The problem
Reproduce the records below exactly, leaving out any pictures.

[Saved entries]

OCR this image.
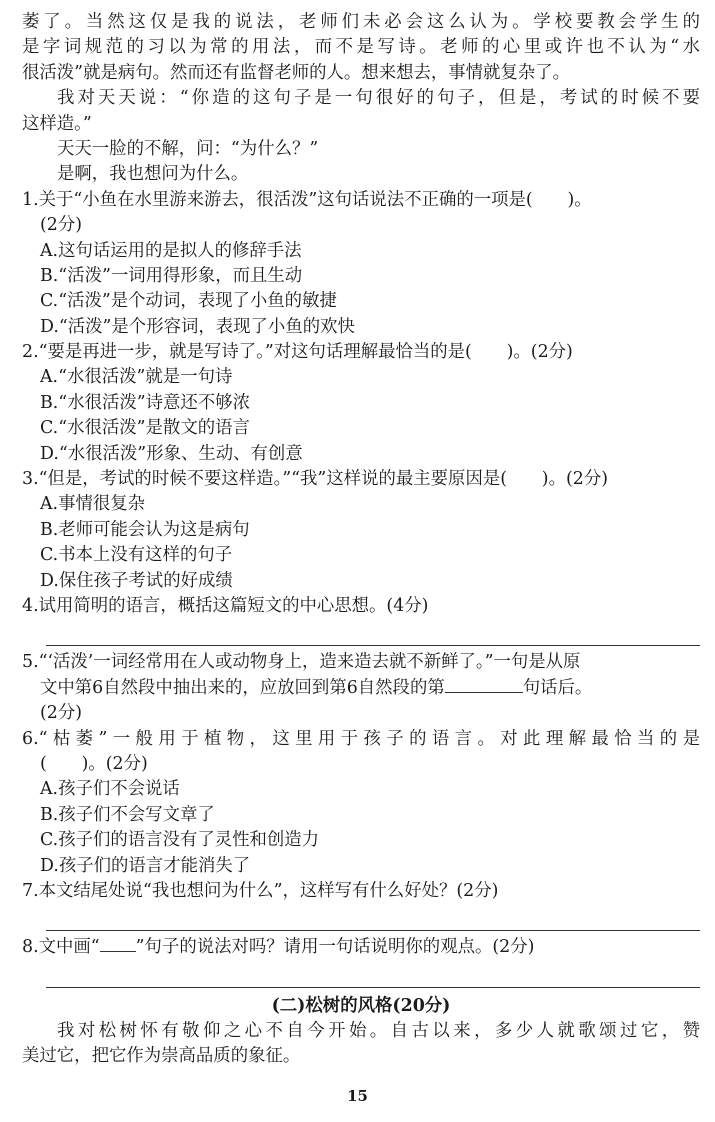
萎了。当然这仅是我的说法，老师们未必会这么认为。学校要教会学生的
是字词规范的习以为常的用法，而不是写诗。老师的心里或许也不认为“水
很活泼”就是病句。然而还有监督老师的人。想来想去，事情就复杂了。
我对天天说：“你造的这句子是一句很好的句子，但是，考试的时候不要
这样造。”
天天一脸的不解，问：“为什么？”
是啊，我也想问为什么。
1.关于“小鱼在水里游来游去，很活泼”这句话说法不正确的一项是(　　)。
(2分)
A.这句话运用的是拟人的修辞手法
B.“活泼”一词用得形象，而且生动
C.“活泼”是个动词，表现了小鱼的敏捷
D.“活泼”是个形容词，表现了小鱼的欢快
2.“要是再进一步，就是写诗了。”对这句话理解最恰当的是(　　)。(2分)
A.“水很活泼”就是一句诗
B.“水很活泼”诗意还不够浓
C.“水很活泼”是散文的语言
D.“水很活泼”形象、生动、有创意
3.“但是，考试的时候不要这样造。”“我”这样说的最主要原因是(　　)。(2分)
A.事情很复杂
B.老师可能会认为这是病句
C.书本上没有这样的句子
D.保住孩子考试的好成绩
4.试用简明的语言，概括这篇短文的中心思想。(4分)
5.“‘活泼’一词经常用在人或动物身上，造来造去就不新鲜了。”一句是从原
文中第6自然段中抽出来的，应放回到第6自然段的第	句话后。
(2分)
6.“枯萎”一般用于植物，这里用于孩子的语言。对此理解最恰当的是
(　　)。(2分)
A.孩子们不会说话
B.孩子们不会写文章了
C.孩子们的语言没有了灵性和创造力
D.孩子们的语言才能消失了
7.本文结尾处说“我也想问为什么”，这样写有什么好处？(2分)
8.文中画“ ”句子的说法对吗？请用一句话说明你的观点。(2分)
(二)松树的风格(20分)
我对松树怀有敬仰之心不自今开始。自古以来，多少人就歌颂过它，赞
美过它，把它作为崇高品质的象征。
15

Output of the task
OCR this image.
萎了。当然这仅是我的说法，老师们未必会这么认为。学校要教会学生的
是字词规范的习以为常的用法，而不是写诗。老师的心里或许也不认为“水
很活泼”就是病句。然而还有监督老师的人。想来想去，事情就复杂了。
我对天天说：“你造的这句子是一句很好的句子，但是，考试的时候不要
这样造。”
天天一脸的不解，问：“为什么？”
是啊，我也想问为什么。
1.关于“小鱼在水里游来游去，很活泼”这句话说法不正确的一项是(　　)。
(2分)
A.这句话运用的是拟人的修辞手法
B.“活泼”一词用得形象，而且生动
C.“活泼”是个动词，表现了小鱼的敏捷
D.“活泼”是个形容词，表现了小鱼的欢快
2.“要是再进一步，就是写诗了。”对这句话理解最恰当的是(　　)。(2分)
A.“水很活泼”就是一句诗
B.“水很活泼”诗意还不够浓
C.“水很活泼”是散文的语言
D.“水很活泼”形象、生动、有创意
3.“但是，考试的时候不要这样造。”“我”这样说的最主要原因是(　　)。(2分)
A.事情很复杂
B.老师可能会认为这是病句
C.书本上没有这样的句子
D.保住孩子考试的好成绩
4.试用简明的语言，概括这篇短文的中心思想。(4分)
5.“‘活泼’一词经常用在人或动物身上，造来造去就不新鲜了。”一句是从原
文中第6自然段中抽出来的，应放回到第6自然段的第	句话后。
(2分)
6.“枯萎”一般用于植物，这里用于孩子的语言。对此理解最恰当的是
(　　)。(2分)
A.孩子们不会说话
B.孩子们不会写文章了
C.孩子们的语言没有了灵性和创造力
D.孩子们的语言才能消失了
7.本文结尾处说“我也想问为什么”，这样写有什么好处？(2分)
8.文中画“ ”句子的说法对吗？请用一句话说明你的观点。(2分)
(二)松树的风格(20分)
我对松树怀有敬仰之心不自今开始。自古以来，多少人就歌颂过它，赞
美过它，把它作为崇高品质的象征。
15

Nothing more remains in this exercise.